**Problem requirements:** Quote all of the entries word for word.

**Data supplied:**
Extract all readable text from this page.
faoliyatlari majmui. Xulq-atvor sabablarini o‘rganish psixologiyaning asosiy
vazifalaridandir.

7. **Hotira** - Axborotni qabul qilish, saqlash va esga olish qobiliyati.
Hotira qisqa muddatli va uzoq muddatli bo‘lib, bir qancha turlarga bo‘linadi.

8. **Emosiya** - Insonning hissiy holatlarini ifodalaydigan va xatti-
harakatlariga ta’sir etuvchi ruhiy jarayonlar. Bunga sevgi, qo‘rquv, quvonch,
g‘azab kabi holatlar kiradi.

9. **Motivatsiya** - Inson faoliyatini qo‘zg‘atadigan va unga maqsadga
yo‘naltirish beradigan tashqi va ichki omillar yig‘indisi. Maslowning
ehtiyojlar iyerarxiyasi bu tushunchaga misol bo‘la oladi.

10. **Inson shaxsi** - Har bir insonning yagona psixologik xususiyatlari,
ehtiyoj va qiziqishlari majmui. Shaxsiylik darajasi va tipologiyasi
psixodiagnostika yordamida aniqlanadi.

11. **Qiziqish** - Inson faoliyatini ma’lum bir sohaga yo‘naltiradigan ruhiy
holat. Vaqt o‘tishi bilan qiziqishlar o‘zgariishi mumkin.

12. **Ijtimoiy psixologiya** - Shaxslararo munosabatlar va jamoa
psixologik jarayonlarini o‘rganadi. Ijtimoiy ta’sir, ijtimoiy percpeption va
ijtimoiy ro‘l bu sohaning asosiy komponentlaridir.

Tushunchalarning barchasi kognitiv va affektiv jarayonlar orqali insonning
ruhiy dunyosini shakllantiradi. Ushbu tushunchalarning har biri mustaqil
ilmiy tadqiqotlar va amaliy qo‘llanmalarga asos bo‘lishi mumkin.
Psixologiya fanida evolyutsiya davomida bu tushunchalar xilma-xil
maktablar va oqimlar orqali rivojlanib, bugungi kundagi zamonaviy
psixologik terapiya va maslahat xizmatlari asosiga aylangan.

**Exercise solution:**
Extract all readable text from this page.
faoliyatlari majmui. Xulq-atvor sabablarini o‘rganish psixologiyaning asosiy
vazifalaridandir.

7. **Hotira** - Axborotni qabul qilish, saqlash va esga olish qobiliyati.
Hotira qisqa muddatli va uzoq muddatli bo‘lib, bir qancha turlarga bo‘linadi.

8. **Emosiya** - Insonning hissiy holatlarini ifodalaydigan va xatti-
harakatlariga ta’sir etuvchi ruhiy jarayonlar. Bunga sevgi, qo‘rquv, quvonch,
g‘azab kabi holatlar kiradi.

9. **Motivatsiya** - Inson faoliyatini qo‘zg‘atadigan va unga maqsadga
yo‘naltirish beradigan tashqi va ichki omillar yig‘indisi. Maslowning
ehtiyojlar iyerarxiyasi bu tushunchaga misol bo‘la oladi.

10. **Inson shaxsi** - Har bir insonning yagona psixologik xususiyatlari,
ehtiyoj va qiziqishlari majmui. Shaxsiylik darajasi va tipologiyasi
psixodiagnostika yordamida aniqlanadi.

11. **Qiziqish** - Inson faoliyatini ma’lum bir sohaga yo‘naltiradigan ruhiy
holat. Vaqt o‘tishi bilan qiziqishlar o‘zgariishi mumkin.

12. **Ijtimoiy psixologiya** - Shaxslararo munosabatlar va jamoa
psixologik jarayonlarini o‘rganadi. Ijtimoiy ta’sir, ijtimoiy percpeption va
ijtimoiy ro‘l bu sohaning asosiy komponentlaridir.

Tushunchalarning barchasi kognitiv va affektiv jarayonlar orqali insonning
ruhiy dunyosini shakllantiradi. Ushbu tushunchalarning har biri mustaqil
ilmiy tadqiqotlar va amaliy qo‘llanmalarga asos bo‘lishi mumkin.
Psixologiya fanida evolyutsiya davomida bu tushunchalar xilma-xil
maktablar va oqimlar orqali rivojlanib, bugungi kundagi zamonaviy
psixologik terapiya va maslahat xizmatlari asosiga aylangan.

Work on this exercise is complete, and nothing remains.